----- Record excerpts

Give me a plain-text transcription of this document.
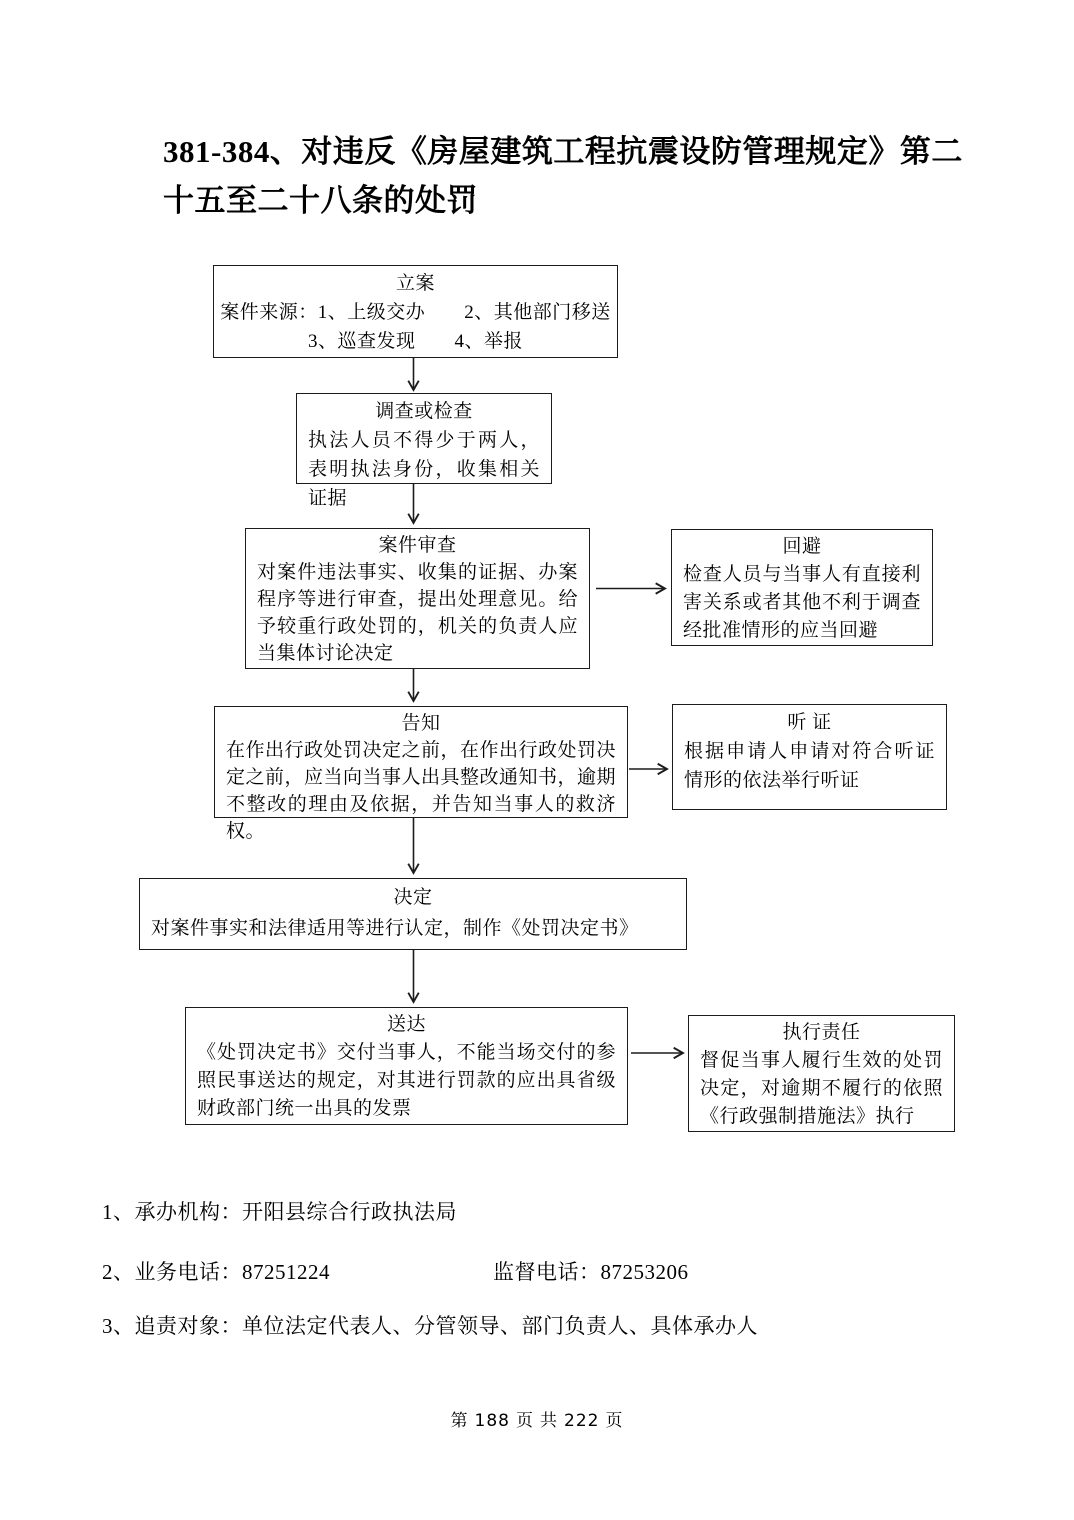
381-384、对违反《房屋建筑工程抗震设防管理规定》第二
十五至二十八条的处罚
立案
案件来源：1、上级交办　　2、其他部门移送
3、巡查发现　　4、举报
调查或检查
执法人员不得少于两人，表明执法身份，收集相关证据
案件审查
对案件违法事实、收集的证据、办案程序等进行审查，提出处理意见。给予较重行政处罚的，机关的负责人应当集体讨论决定
回避
检查人员与当事人有直接利害关系或者其他不利于调查经批准情形的应当回避
告知
在作出行政处罚决定之前，在作出行政处罚决定之前，应当向当事人出具整改通知书，逾期不整改的理由及依据，并告知当事人的救济权。
听 证
根据申请人申请对符合听证情形的依法举行听证
决定
对案件事实和法律适用等进行认定，制作《处罚决定书》
送达
《处罚决定书》交付当事人，不能当场交付的参照民事送达的规定，对其进行罚款的应出具省级财政部门统一出具的发票
执行责任
督促当事人履行生效的处罚决定，对逾期不履行的依照《行政强制措施法》执行
1、承办机构：开阳县综合行政执法局
2、业务电话：87251224	监督电话：87253206
3、追责对象：单位法定代表人、分管领导、部门负责人、具体承办人
第 188 页 共 222 页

----------

→ **Stated goal**
In the records, locate each line holding the string "处罚决定书" and copy it.

→ **Result of the exercise**
对案件事实和法律适用等进行认定，制作《处罚决定书》
《处罚决定书》交付当事人，不能当场交付的参照民事送达的规定，对其进行罚款的应出具省级财政部门统一出具的发票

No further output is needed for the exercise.